══ Document ══

La révolution en marche
Pour séduire une clientèle loyale et souvent conservatrice, ce F-150 Lightning fait tout pour ressembler à une camionnette ordinaire. Et ce n’est pas la plus grande de ses qualités. Il pourrait même contribuer à sauver la planète. Rien de moins.
Trop longtemps enfermé dans un conformisme poussiéreux, le segment des camionnettes trimballe depuis quelques années une benne débordante de nouvelles idées, tout aussi séduisantes les unes que les autres, mais sans jamais renoncer à sa dépendance envers les énergies fossiles. Des promesses d’électrification, il y en a eu plusieurs, mais au Canada, l’histoire retiendra que Ford (et non Rivian ou Tesla) aura été le premier à les tenir. Par chance, d’autres suivront.
Cette transition énergétique dans le secteur des camionnettes est, de loin, celle qui aura le plus d’impact en Amérique du Nord. Pour peu que l’industrie accélère le pas (en augmentant la cadence de production) et que les consommateurs l’adoptent. Et c’est tant mieux. Selon une récente étude (mars 2022) réalisée conjointement par Ford et l’Université du Michigan, une camionnette électrique permet de réduire substantiellement l’empreinte environnementale par rapport à un modèle équivalent doté d’un moteur à combustion interne.
À l’heure actuelle, ce F-150 électrifié ne peut satisfaire tous les besoins. Si sa capacité de remorquage est remarquable, le F-150 Lightning pourrait engendrer une certaine frustration quant au nombre de ravitaillements nécessaires. Avec la remorque (7700 lb ou 3492 kg) utilisée lors des essais de camionnettes, l’autonomie du F-150 Lightning chute de plus de moitié. Un résultat qui ne surprend pas Jean-François Pelchat, lecteur et propriétaire d’un F-150 Lightning XLT doté d’une batterie à autonomie standard. « Lorsque je transporte ma remorque fermée de 20 pieds, l’autonomie baisse de 50 %. » À ce désagrément s’ajoutent les bornes de recharge. Celles-ci sont rarement accessibles à une camionnette ayant une remorque dans le dos, avons-nous constaté. Dans ces conditions, le F-150 Lightning assèche sa batterie en un rien de temps.
Peu de reproches
Ces écueils préoccuperont certains consommateurs. Pas tous. En effet, la vaste majorité des camionnettes qui sillonnent nos routes ne transportent ni madriers, ni blocs de béton, ni boîtes à outils. À quel usage les consommateurs les destinent-ils alors ? Au transport des meubles que vous vous êtes procurés à une boutique d’antiquités ? Pour y déposer vos skis et planches à neige ? Chose certaine, il faut chercher ailleurs – pas seulement sur les chantiers de construction et dans les régions rurales – ce qui séduit tant dans une camionnette. À lui seul, Ford en écoule près de 1 million par année. On peut dès lors comprendre l’impact du F-150 Lightning dans la réduction des émissions de gaz à effet de serre.

═══
══ Données fournies ══

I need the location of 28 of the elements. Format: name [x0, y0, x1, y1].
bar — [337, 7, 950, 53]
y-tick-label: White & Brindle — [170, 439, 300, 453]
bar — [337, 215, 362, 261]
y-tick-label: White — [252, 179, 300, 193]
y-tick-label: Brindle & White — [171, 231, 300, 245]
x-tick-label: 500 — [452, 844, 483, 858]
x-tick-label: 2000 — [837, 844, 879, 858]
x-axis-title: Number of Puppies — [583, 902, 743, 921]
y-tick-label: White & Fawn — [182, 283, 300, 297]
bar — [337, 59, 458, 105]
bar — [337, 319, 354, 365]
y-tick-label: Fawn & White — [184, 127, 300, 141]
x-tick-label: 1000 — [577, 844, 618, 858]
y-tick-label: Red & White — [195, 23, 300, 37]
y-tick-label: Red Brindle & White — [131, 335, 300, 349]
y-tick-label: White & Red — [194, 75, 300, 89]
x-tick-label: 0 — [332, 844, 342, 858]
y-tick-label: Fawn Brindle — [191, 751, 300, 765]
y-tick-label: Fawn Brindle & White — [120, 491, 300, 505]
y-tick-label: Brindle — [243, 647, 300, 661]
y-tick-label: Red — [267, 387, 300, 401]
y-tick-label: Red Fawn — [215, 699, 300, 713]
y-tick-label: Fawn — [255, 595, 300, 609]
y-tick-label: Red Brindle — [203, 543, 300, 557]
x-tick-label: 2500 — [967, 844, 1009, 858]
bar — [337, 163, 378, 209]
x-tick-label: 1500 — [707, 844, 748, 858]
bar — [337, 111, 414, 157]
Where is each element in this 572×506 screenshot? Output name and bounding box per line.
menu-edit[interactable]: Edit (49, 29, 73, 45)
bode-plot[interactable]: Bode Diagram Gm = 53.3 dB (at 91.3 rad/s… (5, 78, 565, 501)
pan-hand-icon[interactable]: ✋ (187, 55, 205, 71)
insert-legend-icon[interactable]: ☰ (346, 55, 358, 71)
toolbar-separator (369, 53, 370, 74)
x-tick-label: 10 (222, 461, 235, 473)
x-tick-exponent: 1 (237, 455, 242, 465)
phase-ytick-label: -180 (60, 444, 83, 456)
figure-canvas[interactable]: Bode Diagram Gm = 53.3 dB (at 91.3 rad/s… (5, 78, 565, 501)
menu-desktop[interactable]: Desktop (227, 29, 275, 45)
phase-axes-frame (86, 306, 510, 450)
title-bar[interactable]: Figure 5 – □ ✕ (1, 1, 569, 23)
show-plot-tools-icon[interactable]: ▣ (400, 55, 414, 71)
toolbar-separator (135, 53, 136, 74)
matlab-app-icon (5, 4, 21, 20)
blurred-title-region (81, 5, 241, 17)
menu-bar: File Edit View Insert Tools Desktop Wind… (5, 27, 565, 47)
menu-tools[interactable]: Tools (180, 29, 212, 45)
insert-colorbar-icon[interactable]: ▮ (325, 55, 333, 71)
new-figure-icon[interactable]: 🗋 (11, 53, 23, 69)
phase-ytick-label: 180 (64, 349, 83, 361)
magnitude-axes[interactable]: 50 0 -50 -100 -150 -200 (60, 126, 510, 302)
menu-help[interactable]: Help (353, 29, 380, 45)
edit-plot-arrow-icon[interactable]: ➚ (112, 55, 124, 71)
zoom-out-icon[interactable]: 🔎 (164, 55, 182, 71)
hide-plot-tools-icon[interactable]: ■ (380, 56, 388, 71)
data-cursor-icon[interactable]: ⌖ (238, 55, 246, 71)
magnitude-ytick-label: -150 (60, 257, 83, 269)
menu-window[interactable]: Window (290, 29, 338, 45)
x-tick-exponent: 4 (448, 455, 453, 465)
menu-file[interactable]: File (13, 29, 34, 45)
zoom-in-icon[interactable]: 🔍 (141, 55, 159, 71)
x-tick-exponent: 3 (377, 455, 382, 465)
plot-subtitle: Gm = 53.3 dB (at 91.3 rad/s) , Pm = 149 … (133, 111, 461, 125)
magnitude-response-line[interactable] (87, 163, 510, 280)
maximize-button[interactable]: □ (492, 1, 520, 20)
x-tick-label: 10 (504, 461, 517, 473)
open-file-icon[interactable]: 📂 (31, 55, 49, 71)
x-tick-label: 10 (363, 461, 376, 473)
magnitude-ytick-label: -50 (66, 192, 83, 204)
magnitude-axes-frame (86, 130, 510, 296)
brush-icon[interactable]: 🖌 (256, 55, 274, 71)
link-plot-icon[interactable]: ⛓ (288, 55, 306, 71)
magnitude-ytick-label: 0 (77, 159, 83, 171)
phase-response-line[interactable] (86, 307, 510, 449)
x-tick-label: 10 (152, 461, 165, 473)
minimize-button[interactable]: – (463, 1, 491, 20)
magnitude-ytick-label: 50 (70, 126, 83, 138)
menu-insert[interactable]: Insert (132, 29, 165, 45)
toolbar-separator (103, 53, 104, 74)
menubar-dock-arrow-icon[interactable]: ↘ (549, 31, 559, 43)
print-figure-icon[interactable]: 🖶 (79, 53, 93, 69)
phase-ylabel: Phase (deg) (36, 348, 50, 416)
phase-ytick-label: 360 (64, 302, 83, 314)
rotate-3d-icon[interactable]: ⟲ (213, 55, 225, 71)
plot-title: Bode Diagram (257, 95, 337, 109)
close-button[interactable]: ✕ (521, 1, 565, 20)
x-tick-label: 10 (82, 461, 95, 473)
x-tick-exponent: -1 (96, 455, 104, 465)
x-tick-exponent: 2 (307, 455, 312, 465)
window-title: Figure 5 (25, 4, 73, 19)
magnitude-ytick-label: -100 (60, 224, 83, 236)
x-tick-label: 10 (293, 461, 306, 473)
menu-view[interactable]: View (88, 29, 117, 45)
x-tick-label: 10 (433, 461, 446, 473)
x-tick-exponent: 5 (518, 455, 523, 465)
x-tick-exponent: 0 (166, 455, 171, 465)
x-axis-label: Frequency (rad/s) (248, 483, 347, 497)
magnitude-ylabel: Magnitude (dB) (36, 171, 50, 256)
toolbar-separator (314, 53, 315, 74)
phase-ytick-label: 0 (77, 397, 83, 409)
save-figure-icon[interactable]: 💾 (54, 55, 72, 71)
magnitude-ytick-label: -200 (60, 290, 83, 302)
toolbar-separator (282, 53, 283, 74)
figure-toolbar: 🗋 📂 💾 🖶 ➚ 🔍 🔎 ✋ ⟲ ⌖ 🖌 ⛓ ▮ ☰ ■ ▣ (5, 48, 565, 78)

═══

**Consigne A**:
Dans l'article sur le F-150 Lightning, condensez sous forme de liste le paragraphe qui commence par « À l'heure actuelle » en gardant ses faits principaux.
**Consigne B**:
Transcrivez fidèlement le passage de l'article sur le F-150 Lightning compris entre « La révolution en » et « Rien de moins. », ces deux extrémités incluses.
Ces lignes n'ont aucun rapport avec l'article sur le F-150 Lightning.

**Réponse A**:
- Le F-150 Lightning ne peut pas encore satisfaire tous les besoins.
- Sa capacité de remorquage est remarquable, mais le nombre de ravitaillements nécessaires pourrait causer de la frustration.
- Avec la remorque de 7700 lb (3492 kg) utilisée lors des essais, son autonomie chute de plus de moitié.
- Jean-François Pelchat, propriétaire d'un F-150 Lightning XLT à batterie d'autonomie standard, constate une baisse de 50 % quand il transporte sa remorque fermée de 20 pieds.
- Les bornes de recharge sont rarement accessibles à une camionnette qui tire une remorque.
- Dans ces conditions, la batterie se vide en un rien de temps.

**Réponse B**:
La révolution en marche
Pour séduire une clientèle loyale et souvent conservatrice, ce F-150 Lightning fait tout pour ressembler à une camionnette ordinaire. Et ce n’est pas la plus grande de ses qualités. Il pourrait même contribuer à sauver la planète. Rien de moins.